*Задание A*. Воспроизведите дословно строки записей: всё от самого начала записей до строки с «FancyBboxPatch shape — [14, 0, 936, 196]», обе границы включительно. Изображения в ответ не включайте.

*Текст страницы*.
================
6. Формы сотрудничества могут быть обсуждены на совещаниях с участием представителей воздушных формирований. Но чтобы оно действительно начало развиваться и были достигнуты серьезные результаты, необходимо:

а) выделение для этой цели соответствующих сил;

б) строгое определение порядка командования.

Разведывательный вылет должен направляться тем субъектом, для которого производится разведка. После обнаружения конвоя последующее руководство операцией (поддержание контакта и т. д.) должно быть организовано исходя из основной задачи – атаки на конвой тем, кто руководит ее выполнением. Это ни в коей мере не ограничит тактическую свободу офицера, командующего воздушным формированием. Это значит, что границы района разведки и число необходимых для этого самолетов должны устанавливаться командованием подводного флота, которое должно располагать достаточными силами, чтобы обеспечить действительно эффективное ведение подводной войны…»

2 января 1941 года я еще раз тщательно проанализировал свои соображения по этому вопросу и передал их гросс-адмиралу Редеру. В тот же день он отправил меня к начальнику штаба командования вермахта Йодлю. Я должен был объяснить ему лично трудности положения, в котором мы оказались. Беседа, на мой взгляд, прошла вполне удовлетворительно, Йодль меня понял. Я настаивал на ежедневных разведывательных полетах 12 «кондоров» (самолеты с максимальной дальностью полетов), несколько единиц которых уже было в распоряжении 40-й группы в Бордо.

После этой беседы 7 января 1941 года Гитлер лично вмешался в действия рейхсмаршала Геринга и отдал под мое командование 40-ю группу.

Услышав об этом, я записал в военном дневнике:

«Такой приказ – большой шаг вперед. Правда, это, конечно, лишь первый шаг в нужном направлении. Учитывая же небольшое число самолетов, а также великое множество технических деталей, которые следует утрясти, его последствия будут видны не скоро, да и вряд ли будут велики. Но в принципе мы двигаемся в правильном направлении, и я уверен, со временем сможем оценить выгоды такого сотрудничества».

Гитлер принял решение, не проконсультировавшись с Герингом, который как раз находился в отпуске. Рейхсмаршал вовсе не был намерен мириться с передачей одного из его боевых подразделений флоту. 7 февраля он находился во Франции недалеко от моего командного пункта и пригласил меня к себе. В тот раз я впервые увидел его. Первым делом он постарался убедить меня добровольно согласиться на прекращение действия приказа фюрера. Я отказался. Затем он предложил мне остаться на ужин. Я тоже отказался. В результате мы расстались не друзьями.
================
*Записи для упражнения*.
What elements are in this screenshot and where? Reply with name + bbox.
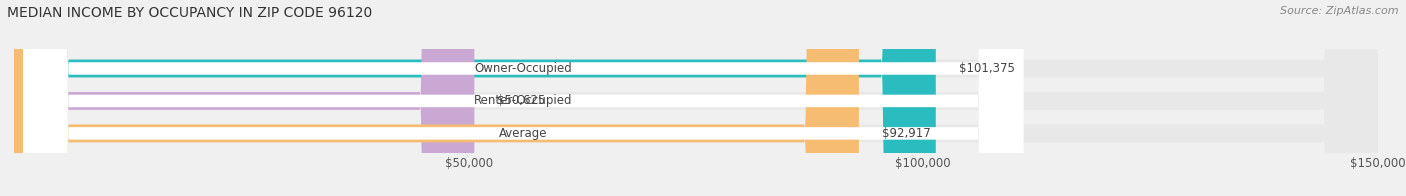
Text: Average: Average — [499, 127, 547, 140]
FancyBboxPatch shape — [14, 0, 1378, 196]
Text: Renter-Occupied: Renter-Occupied — [474, 94, 572, 107]
Text: $101,375: $101,375 — [959, 62, 1014, 75]
FancyBboxPatch shape — [14, 0, 936, 196]
FancyBboxPatch shape — [22, 0, 1024, 196]
FancyBboxPatch shape — [22, 0, 1024, 196]
Text: Source: ZipAtlas.com: Source: ZipAtlas.com — [1281, 6, 1399, 16]
FancyBboxPatch shape — [14, 0, 1378, 196]
Text: MEDIAN INCOME BY OCCUPANCY IN ZIP CODE 96120: MEDIAN INCOME BY OCCUPANCY IN ZIP CODE 9… — [7, 6, 373, 20]
FancyBboxPatch shape — [14, 0, 859, 196]
Text: $50,625: $50,625 — [498, 94, 546, 107]
FancyBboxPatch shape — [14, 0, 1378, 196]
FancyBboxPatch shape — [22, 0, 1024, 196]
Text: $92,917: $92,917 — [882, 127, 931, 140]
Text: Owner-Occupied: Owner-Occupied — [474, 62, 572, 75]
FancyBboxPatch shape — [14, 0, 474, 196]
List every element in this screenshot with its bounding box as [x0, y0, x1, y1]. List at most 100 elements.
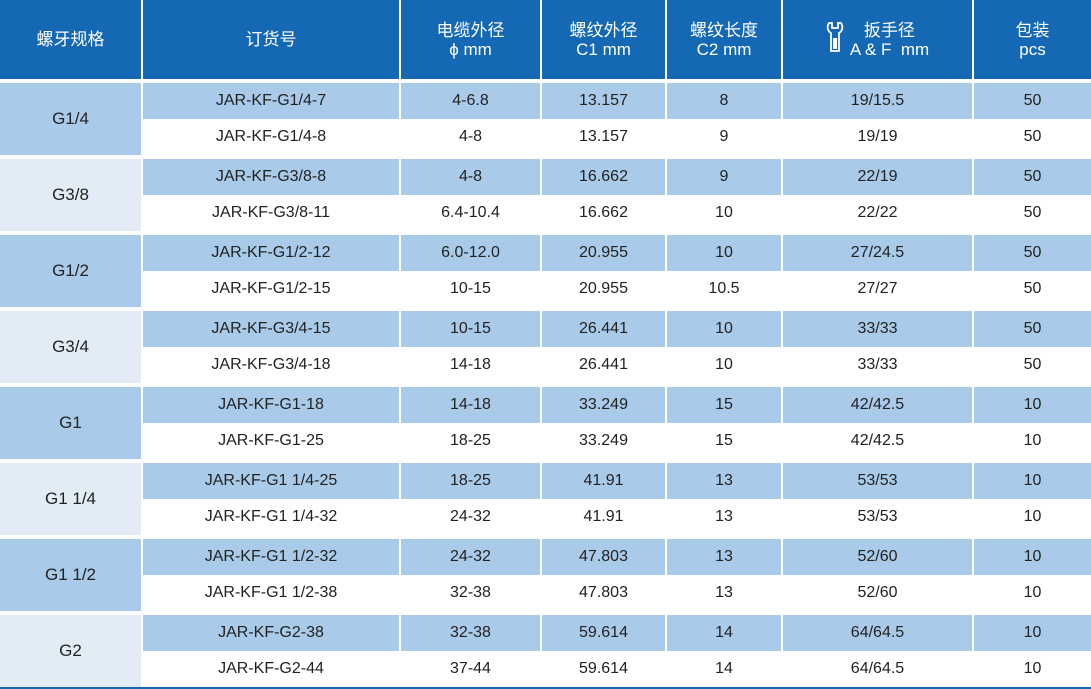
================
*Задание B*. Какого числа, согласно тексту страницы, Гитлер отдал 40-ю группу под командование автора?

*Письменное решение A*.
What elements are in this screenshot and where? Reply with name + bbox.
Text: Average: Average — [499, 127, 547, 140]
FancyBboxPatch shape — [14, 0, 1378, 196]
Text: Renter-Occupied: Renter-Occupied — [474, 94, 572, 107]
Text: $101,375: $101,375 — [959, 62, 1014, 75]
FancyBboxPatch shape — [14, 0, 936, 196]

*Письменное решение B*. 7 января 1941 года.